# [AIM]
Produce a verbatim transcription of the records below, beginning at the line containing "Serialize everything readable" and ending at the final line; include only those lines.

# [INPUT FOR THIS TASK]
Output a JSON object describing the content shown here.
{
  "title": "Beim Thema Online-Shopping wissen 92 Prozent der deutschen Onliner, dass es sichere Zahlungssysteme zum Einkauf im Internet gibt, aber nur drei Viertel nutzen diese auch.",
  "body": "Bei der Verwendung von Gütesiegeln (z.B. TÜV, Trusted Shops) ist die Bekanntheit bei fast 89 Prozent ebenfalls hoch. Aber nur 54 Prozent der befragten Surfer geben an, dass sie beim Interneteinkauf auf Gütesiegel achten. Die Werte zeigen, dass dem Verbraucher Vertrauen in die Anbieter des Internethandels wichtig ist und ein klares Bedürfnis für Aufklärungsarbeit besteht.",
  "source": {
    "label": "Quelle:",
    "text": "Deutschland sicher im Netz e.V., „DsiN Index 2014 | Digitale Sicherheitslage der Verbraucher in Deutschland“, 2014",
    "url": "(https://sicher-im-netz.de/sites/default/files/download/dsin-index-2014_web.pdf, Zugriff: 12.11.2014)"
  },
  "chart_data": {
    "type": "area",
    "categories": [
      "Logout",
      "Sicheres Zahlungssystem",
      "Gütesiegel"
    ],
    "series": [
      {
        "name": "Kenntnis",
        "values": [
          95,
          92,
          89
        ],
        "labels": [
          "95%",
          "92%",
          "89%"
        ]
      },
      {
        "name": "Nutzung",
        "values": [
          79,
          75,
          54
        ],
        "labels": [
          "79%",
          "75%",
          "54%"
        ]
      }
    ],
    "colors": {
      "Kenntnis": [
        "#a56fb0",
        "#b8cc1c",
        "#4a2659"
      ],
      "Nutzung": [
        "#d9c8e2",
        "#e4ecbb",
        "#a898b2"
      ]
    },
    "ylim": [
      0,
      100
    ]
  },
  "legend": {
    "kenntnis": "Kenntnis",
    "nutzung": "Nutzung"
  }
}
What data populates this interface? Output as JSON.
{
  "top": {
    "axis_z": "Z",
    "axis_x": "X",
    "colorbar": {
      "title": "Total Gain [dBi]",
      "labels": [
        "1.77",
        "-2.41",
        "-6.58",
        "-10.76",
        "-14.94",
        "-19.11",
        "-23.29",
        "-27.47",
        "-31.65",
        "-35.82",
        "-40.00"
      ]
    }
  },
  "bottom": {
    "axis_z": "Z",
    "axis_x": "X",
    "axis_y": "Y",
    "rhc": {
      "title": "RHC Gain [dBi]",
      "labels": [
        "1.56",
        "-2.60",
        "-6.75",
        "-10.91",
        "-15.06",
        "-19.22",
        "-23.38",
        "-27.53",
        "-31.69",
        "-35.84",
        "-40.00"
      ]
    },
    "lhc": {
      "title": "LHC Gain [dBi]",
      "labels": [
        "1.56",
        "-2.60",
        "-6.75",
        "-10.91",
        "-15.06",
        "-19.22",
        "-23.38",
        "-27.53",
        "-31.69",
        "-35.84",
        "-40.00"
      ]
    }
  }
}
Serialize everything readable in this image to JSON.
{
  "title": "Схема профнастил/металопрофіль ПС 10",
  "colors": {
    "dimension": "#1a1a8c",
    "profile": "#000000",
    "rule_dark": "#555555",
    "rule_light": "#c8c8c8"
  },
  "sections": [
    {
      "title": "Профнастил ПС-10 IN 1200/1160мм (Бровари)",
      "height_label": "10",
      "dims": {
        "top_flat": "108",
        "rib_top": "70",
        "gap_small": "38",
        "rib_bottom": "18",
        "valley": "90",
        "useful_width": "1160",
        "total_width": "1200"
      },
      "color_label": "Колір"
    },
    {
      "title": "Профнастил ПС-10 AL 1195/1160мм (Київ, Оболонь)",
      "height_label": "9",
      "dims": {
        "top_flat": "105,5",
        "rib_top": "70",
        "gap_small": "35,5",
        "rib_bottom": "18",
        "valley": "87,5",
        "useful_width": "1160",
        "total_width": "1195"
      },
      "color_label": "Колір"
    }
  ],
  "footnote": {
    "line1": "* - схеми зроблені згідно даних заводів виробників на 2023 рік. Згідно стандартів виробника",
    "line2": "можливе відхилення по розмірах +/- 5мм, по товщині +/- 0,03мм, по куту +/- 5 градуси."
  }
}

# [OUTPUT OF THE TASK]
Serialize everything readable in this image to JSON.
{
  "title": "Схема профнастил/металопрофіль ПС 10",
  "colors": {
    "dimension": "#1a1a8c",
    "profile": "#000000",
    "rule_dark": "#555555",
    "rule_light": "#c8c8c8"
  },
  "sections": [
    {
      "title": "Профнастил ПС-10 IN 1200/1160мм (Бровари)",
      "height_label": "10",
      "dims": {
        "top_flat": "108",
        "rib_top": "70",
        "gap_small": "38",
        "rib_bottom": "18",
        "valley": "90",
        "useful_width": "1160",
        "total_width": "1200"
      },
      "color_label": "Колір"
    },
    {
      "title": "Профнастил ПС-10 AL 1195/1160мм (Київ, Оболонь)",
      "height_label": "9",
      "dims": {
        "top_flat": "105,5",
        "rib_top": "70",
        "gap_small": "35,5",
        "rib_bottom": "18",
        "valley": "87,5",
        "useful_width": "1160",
        "total_width": "1195"
      },
      "color_label": "Колір"
    }
  ],
  "footnote": {
    "line1": "* - схеми зроблені згідно даних заводів виробників на 2023 рік. Згідно стандартів виробника",
    "line2": "можливе відхилення по розмірах +/- 5мм, по товщині +/- 0,03мм, по куту +/- 5 градуси."
  }
}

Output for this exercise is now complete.